**What you will do:**
Write out again, word for word, the items from the first line up to and including the line containing "assignment-title: Position: Princess Culture or".

**Data shown:**

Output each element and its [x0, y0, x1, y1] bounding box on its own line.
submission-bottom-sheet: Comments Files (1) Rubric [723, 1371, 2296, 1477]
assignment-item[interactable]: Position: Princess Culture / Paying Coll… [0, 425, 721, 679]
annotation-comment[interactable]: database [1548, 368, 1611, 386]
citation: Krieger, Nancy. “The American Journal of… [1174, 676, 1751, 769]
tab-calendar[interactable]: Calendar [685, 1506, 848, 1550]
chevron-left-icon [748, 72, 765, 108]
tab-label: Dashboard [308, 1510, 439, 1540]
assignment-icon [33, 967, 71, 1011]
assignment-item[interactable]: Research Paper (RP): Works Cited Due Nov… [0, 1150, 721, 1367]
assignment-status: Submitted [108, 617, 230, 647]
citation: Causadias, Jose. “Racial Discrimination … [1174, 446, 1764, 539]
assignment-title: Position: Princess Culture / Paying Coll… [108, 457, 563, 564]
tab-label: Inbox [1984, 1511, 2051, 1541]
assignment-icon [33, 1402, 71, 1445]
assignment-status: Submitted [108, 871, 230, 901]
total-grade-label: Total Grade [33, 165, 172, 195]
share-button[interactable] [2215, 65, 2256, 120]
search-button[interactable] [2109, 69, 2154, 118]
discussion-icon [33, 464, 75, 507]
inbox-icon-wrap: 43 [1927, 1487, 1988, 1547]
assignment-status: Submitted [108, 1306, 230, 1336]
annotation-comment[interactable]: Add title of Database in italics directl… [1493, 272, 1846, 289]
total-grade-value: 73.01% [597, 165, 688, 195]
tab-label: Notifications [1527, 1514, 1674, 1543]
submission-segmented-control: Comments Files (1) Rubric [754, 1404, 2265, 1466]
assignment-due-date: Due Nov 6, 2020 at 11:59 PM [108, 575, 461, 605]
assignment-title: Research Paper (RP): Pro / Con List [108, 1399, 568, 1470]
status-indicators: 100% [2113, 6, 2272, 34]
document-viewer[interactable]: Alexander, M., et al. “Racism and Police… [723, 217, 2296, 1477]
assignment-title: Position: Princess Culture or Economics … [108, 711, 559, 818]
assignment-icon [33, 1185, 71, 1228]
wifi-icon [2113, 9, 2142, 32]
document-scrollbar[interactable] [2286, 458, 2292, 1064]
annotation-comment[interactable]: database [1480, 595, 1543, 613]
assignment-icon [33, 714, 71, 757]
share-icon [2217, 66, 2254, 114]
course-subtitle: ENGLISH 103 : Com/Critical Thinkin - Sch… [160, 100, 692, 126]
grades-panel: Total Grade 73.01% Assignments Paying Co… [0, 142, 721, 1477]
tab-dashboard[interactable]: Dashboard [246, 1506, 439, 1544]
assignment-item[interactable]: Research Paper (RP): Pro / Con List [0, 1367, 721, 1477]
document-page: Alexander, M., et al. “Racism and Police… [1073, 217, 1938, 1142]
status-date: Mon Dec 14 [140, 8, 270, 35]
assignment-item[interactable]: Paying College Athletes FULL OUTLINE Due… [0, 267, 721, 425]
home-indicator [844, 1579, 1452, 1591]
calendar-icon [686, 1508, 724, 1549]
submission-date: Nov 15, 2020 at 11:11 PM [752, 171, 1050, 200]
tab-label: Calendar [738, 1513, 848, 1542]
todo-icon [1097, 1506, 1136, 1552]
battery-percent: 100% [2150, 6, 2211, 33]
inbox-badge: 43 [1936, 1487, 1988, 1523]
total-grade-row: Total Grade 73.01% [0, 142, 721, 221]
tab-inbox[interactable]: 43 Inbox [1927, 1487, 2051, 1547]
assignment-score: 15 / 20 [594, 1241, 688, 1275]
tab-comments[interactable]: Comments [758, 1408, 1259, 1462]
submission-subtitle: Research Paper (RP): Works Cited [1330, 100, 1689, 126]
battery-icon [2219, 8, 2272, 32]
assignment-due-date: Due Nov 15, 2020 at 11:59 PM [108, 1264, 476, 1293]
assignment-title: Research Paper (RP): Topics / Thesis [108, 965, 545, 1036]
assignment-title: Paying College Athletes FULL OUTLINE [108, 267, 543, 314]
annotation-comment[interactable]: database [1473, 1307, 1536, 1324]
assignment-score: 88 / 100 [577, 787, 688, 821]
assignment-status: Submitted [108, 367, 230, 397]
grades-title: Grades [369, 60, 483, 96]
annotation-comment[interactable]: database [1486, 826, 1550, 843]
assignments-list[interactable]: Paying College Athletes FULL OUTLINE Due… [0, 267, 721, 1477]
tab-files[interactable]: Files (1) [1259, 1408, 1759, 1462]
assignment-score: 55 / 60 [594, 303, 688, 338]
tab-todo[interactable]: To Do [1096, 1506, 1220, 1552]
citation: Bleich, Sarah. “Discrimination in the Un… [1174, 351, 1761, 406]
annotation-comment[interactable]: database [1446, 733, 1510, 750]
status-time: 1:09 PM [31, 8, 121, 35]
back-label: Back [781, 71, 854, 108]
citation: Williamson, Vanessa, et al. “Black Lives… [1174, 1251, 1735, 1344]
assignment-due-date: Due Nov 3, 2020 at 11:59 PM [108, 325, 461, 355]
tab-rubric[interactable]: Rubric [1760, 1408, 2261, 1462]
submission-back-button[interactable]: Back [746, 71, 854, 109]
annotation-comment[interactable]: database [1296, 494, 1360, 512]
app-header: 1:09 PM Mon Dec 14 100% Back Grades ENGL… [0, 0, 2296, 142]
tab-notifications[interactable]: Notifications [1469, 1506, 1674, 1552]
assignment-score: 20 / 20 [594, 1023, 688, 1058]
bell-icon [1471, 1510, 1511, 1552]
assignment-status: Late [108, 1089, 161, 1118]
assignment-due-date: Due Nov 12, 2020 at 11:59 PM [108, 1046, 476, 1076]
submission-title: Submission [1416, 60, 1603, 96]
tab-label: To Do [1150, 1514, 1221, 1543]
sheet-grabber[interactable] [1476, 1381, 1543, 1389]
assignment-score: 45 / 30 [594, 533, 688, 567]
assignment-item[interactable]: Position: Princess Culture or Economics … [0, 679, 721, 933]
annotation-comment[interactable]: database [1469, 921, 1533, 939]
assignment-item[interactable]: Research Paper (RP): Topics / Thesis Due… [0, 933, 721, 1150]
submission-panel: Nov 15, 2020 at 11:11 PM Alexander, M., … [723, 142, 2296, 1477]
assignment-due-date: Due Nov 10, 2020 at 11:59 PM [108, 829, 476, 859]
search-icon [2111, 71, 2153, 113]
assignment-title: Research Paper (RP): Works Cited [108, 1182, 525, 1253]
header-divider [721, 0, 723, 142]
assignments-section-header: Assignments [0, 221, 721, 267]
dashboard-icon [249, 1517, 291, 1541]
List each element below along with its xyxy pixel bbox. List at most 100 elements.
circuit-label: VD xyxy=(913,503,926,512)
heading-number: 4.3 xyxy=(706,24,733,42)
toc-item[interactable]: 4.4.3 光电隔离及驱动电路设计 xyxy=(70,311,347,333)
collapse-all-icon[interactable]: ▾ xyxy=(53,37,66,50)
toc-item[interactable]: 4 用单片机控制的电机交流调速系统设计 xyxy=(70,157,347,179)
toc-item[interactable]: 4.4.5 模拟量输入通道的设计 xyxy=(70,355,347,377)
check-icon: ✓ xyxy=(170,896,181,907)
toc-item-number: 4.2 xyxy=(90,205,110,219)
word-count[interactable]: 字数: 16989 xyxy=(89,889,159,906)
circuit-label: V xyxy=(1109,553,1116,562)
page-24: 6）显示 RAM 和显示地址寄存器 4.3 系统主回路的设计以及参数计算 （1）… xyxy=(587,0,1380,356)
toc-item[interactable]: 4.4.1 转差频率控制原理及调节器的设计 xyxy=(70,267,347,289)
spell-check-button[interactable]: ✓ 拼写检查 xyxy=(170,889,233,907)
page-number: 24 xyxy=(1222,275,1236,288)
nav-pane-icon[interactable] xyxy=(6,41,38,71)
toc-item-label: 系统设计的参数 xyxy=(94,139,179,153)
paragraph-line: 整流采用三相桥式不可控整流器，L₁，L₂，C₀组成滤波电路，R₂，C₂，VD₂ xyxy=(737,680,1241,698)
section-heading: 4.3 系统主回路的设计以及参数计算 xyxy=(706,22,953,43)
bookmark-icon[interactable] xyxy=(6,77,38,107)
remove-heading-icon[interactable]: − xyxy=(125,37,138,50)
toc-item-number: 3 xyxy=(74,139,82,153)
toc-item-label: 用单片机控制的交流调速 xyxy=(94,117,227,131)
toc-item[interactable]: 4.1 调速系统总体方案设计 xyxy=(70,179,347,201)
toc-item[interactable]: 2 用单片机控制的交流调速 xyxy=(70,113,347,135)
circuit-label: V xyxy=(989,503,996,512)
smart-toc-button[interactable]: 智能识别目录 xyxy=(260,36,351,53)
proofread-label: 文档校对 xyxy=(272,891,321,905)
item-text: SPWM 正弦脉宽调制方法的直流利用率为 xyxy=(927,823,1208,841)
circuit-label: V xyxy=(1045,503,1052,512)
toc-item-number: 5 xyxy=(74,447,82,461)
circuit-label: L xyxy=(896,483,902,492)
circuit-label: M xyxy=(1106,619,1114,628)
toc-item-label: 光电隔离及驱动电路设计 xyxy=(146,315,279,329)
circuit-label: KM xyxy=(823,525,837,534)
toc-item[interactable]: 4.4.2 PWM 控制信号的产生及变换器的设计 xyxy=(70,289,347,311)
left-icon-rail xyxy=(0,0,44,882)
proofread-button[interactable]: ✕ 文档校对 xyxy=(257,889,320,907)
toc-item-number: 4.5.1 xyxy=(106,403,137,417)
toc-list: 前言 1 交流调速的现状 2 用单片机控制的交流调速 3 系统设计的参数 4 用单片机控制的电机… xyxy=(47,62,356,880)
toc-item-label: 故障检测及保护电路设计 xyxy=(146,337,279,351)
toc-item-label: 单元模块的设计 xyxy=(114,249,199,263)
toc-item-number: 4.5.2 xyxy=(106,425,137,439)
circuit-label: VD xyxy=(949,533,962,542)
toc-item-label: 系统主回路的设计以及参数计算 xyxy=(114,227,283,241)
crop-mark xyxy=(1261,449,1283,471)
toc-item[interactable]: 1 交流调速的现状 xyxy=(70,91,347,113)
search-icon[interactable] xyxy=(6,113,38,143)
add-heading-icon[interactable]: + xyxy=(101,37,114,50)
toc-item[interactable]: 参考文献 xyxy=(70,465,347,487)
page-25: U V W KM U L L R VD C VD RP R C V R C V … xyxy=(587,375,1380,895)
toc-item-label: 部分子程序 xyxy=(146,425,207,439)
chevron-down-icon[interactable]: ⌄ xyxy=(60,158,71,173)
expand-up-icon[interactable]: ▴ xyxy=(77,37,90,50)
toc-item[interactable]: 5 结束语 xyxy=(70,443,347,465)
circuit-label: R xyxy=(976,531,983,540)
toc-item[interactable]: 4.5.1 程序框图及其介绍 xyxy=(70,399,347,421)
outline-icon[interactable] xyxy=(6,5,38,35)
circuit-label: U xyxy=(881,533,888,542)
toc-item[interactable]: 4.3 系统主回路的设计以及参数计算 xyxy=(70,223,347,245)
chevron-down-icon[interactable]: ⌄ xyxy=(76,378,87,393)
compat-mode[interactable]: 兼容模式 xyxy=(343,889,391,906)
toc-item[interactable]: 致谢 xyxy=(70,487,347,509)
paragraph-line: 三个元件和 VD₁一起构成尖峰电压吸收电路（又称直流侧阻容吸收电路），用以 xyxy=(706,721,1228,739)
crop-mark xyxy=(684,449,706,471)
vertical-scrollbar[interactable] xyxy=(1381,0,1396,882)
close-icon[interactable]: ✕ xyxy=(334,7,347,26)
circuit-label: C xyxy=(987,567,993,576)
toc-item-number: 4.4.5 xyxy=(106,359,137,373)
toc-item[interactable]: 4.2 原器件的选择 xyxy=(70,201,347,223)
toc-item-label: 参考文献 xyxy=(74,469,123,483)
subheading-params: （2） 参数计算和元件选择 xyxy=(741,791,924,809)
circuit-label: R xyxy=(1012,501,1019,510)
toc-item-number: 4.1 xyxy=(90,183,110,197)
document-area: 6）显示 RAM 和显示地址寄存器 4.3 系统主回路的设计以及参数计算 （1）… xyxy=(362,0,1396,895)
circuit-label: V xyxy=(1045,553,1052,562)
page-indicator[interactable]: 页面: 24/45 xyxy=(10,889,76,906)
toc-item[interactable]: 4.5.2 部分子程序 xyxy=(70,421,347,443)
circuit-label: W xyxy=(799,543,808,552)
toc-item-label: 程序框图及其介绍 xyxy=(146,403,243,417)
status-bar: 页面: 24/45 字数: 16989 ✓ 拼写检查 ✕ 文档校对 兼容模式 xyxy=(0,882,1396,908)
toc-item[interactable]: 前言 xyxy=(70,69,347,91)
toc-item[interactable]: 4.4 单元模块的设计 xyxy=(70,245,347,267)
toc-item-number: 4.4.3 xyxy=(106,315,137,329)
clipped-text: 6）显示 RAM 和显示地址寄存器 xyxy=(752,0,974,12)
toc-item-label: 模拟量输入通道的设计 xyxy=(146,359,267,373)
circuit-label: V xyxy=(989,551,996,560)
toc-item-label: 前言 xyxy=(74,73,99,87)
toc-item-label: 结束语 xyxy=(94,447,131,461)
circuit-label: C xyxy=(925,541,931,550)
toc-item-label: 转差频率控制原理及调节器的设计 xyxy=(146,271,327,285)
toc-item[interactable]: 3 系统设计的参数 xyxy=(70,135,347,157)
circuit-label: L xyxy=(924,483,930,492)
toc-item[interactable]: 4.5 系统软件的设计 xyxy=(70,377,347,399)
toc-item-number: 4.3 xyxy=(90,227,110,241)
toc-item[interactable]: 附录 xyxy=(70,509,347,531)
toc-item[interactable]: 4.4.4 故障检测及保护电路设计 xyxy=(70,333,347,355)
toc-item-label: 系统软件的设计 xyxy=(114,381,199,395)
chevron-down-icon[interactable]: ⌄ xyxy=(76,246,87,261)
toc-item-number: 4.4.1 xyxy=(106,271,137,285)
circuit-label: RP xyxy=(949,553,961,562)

**Solved exercise:**
Output each element and its [x0, y0, x1, y1] bounding box on its own line.
submission-bottom-sheet: Comments Files (1) Rubric [723, 1371, 2296, 1477]
assignment-item[interactable]: Position: Princess Culture / Paying Coll… [0, 425, 721, 679]
annotation-comment[interactable]: database [1548, 368, 1611, 386]
citation: Krieger, Nancy. “The American Journal of… [1174, 676, 1751, 769]
tab-calendar[interactable]: Calendar [685, 1506, 848, 1550]
chevron-left-icon [748, 72, 765, 108]
tab-label: Dashboard [308, 1510, 439, 1540]
assignment-icon [33, 967, 71, 1011]
assignment-item[interactable]: Research Paper (RP): Works Cited Due Nov… [0, 1150, 721, 1367]
assignment-status: Submitted [108, 617, 230, 647]
citation: Causadias, Jose. “Racial Discrimination … [1174, 446, 1764, 539]
assignment-title: Position: Princess Culture / Paying Coll… [108, 457, 563, 564]
tab-label: Inbox [1984, 1511, 2051, 1541]
assignment-icon [33, 1402, 71, 1445]
assignment-status: Submitted [108, 871, 230, 901]
total-grade-label: Total Grade [33, 165, 172, 195]
share-button[interactable] [2215, 65, 2256, 120]
search-button[interactable] [2109, 69, 2154, 118]
discussion-icon [33, 464, 75, 507]
inbox-icon-wrap: 43 [1927, 1487, 1988, 1547]
assignment-status: Submitted [108, 1306, 230, 1336]
annotation-comment[interactable]: Add title of Database in italics directl… [1493, 272, 1846, 289]
total-grade-value: 73.01% [597, 165, 688, 195]
tab-label: Notifications [1527, 1514, 1674, 1543]
submission-segmented-control: Comments Files (1) Rubric [754, 1404, 2265, 1466]
assignment-due-date: Due Nov 6, 2020 at 11:59 PM [108, 575, 461, 605]
assignment-title: Research Paper (RP): Pro / Con List [108, 1399, 568, 1470]
status-indicators: 100% [2113, 6, 2272, 34]
document-viewer[interactable]: Alexander, M., et al. “Racism and Police… [723, 217, 2296, 1477]
assignment-title: Position: Princess Culture or Economics … [108, 711, 559, 818]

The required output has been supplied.